BEGIN Extracted information

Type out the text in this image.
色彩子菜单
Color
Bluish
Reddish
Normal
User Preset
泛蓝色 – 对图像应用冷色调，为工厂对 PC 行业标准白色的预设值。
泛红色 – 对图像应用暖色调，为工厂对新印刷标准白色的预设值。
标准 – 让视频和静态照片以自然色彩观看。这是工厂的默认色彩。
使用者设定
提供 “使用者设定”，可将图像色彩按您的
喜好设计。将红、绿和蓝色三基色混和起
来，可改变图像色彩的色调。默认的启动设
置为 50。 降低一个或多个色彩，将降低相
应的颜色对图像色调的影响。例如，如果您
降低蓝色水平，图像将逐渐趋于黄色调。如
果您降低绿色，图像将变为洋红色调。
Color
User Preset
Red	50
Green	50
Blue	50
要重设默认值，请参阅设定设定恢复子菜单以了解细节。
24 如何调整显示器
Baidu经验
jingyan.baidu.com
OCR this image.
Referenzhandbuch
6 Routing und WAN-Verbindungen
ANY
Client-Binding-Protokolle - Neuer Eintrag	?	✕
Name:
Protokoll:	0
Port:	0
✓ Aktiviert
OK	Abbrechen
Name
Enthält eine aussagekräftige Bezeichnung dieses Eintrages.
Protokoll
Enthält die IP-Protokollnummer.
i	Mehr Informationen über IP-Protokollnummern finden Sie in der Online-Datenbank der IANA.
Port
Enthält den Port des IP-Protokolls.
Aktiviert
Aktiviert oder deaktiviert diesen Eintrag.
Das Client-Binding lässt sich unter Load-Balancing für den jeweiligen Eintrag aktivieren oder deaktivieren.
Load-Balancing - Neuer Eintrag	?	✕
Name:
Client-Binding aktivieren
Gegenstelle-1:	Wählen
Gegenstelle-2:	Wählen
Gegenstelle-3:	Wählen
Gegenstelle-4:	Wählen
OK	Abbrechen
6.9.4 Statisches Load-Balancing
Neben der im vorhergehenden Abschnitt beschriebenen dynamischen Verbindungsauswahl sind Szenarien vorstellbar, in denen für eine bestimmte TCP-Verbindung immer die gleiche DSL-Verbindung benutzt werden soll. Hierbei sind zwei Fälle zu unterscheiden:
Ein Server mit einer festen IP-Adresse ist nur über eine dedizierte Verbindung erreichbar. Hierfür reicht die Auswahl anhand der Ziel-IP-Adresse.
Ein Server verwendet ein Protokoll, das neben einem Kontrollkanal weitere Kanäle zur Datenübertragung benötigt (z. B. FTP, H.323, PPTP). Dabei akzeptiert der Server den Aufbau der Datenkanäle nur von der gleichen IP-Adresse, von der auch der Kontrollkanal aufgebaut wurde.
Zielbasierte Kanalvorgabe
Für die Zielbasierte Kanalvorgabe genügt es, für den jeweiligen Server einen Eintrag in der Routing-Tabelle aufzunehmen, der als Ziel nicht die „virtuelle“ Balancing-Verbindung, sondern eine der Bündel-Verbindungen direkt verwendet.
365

END Extracted information

→ **What you are asked to do**
Your answer should be only the number of lines that hold the word "Aktiviert".

→ **Expected output**
3